- DOCUMENT EXTRACT -
--- Begin ---

Samarqand Region (Samarkand Region) (, ) is the most populous region of Uzbekistan. It is located in the center of the country in the basin of Zarafshan River. It borders with Tajikistan, Navoiy Region, Jizzakh Region and Qashqadaryo Region.  It covers an area of 16,773 km². The population is estimated to be around 4,031,324, with some 63% living in rural areas (2022).

Samarqand Region was established on January 15, 1938, and is divided into 14 administrative districts and two district-level cities. The capital is Samarkand (pop. est. 551,700, 2021). Other major towns include Bulungʻur, Juma, Ishtixon, Kattakurgan, Urgut, and Oqtosh.

The climate is a typically arid continental climate.

 Samarkand is the second-largest center for economy, science, and culture in Uzbekistan, after Tashkent. The Institute of Archeology at the Academy of Sciences of the Republic of Uzbekistan is based at Samarqand. The region's UNESCO World Heritage Site architectural monuments make Samarkand the largest center for international tourism in the country.

--- End ---

- TASKS FOR THIS EXERCISE -
1 > Decide whether each statement agrees with the text on Samarqand Region, answering yes or no and quoting the words of the text that settle it: (a) The region shares a border with Tajikistan. (b) The region was established in 1948. (c) Samarkand is the largest center for economy, science, and culture in Uzbekistan.
2 > Write a continuation of the text on Samarqand Region, picking up after its final sentence.

- PROVIDED MATERIAL -
--- Begin ---

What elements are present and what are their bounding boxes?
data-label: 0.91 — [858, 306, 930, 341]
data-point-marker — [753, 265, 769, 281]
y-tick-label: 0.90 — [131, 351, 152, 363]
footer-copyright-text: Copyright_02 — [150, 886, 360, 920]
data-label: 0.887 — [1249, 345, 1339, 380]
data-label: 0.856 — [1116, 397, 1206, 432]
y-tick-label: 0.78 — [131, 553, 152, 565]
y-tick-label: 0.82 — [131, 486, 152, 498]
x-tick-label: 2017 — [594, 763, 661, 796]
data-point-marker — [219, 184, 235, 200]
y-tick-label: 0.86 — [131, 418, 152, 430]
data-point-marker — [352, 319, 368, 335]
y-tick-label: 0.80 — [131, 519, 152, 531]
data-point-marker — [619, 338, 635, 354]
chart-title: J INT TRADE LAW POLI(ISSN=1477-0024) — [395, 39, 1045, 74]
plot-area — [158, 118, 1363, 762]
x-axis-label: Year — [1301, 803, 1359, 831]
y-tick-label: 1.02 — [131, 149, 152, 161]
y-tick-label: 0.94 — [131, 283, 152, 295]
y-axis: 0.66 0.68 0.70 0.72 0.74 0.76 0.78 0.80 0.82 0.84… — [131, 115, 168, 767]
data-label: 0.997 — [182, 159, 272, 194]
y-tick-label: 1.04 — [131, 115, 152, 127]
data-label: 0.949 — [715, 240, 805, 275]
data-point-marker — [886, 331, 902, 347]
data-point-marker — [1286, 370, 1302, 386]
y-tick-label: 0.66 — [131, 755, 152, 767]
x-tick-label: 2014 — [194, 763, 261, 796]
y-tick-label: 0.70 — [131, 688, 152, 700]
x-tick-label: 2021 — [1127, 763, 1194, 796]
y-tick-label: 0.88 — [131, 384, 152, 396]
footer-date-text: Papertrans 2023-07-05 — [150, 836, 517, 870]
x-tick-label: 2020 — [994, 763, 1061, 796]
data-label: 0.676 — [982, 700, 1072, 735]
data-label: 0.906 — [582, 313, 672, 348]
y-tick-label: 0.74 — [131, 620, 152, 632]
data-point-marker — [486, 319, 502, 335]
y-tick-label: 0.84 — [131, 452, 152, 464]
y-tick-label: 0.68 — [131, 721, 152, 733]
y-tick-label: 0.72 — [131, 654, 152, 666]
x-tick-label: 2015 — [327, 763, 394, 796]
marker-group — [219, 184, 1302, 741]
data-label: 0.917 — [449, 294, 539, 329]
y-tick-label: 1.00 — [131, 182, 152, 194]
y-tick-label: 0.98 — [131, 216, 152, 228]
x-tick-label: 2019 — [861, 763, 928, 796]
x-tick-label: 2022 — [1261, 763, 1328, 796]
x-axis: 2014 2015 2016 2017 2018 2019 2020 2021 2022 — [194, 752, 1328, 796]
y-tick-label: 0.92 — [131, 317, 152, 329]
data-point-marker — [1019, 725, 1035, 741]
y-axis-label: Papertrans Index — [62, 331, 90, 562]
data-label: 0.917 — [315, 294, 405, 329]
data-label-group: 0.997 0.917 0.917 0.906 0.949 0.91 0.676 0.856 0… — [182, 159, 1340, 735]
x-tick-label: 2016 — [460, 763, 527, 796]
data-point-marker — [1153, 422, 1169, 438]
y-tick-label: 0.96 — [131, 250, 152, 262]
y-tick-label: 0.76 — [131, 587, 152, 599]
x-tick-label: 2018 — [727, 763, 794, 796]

--- End ---

- EXPECTED ANSWERS -
1 >
(a) Yes: "It borders with Tajikistan, Navoiy Region, Jizzakh Region and Qashqadaryo Region."
(b) No: "Samarqand Region was established on January 15, 1938"
(c) No: "Samarkand is the second-largest center for economy, science, and culture in Uzbekistan, after Tashkent."

2 >
Samarqand Region also has significant natural resources, including construction materials such as marble, granite, limestone, carbonate, and chalk. The region's major agricultural activities are cotton and cereal growing, winemaking and sericulture. Metal processing (spare parts for automobiles and combines), food processing, textiles, and ceramics are the area's most active industries. 

The region has a well-developed transport infrastructure, with over 400 km of railways and 4100 km of surfaced roads. The telecommunication infrastructure is also well developed.

Administrative divisions

The Samarqand Region consists of 14 districts (listed below) and two district-level cities: Samarkand (Samarqand) and Kattakurgan (Kattaqoʻrgʻon).

There are 11 cities (Samarkand, Kattakurgan, Bulungʻur, Jomboy, Ishtixon, Oqtosh, Payariq, Chelak, Juma, Nurobod, Urgut) and 88 urban-type settlements in the Samarqand Region.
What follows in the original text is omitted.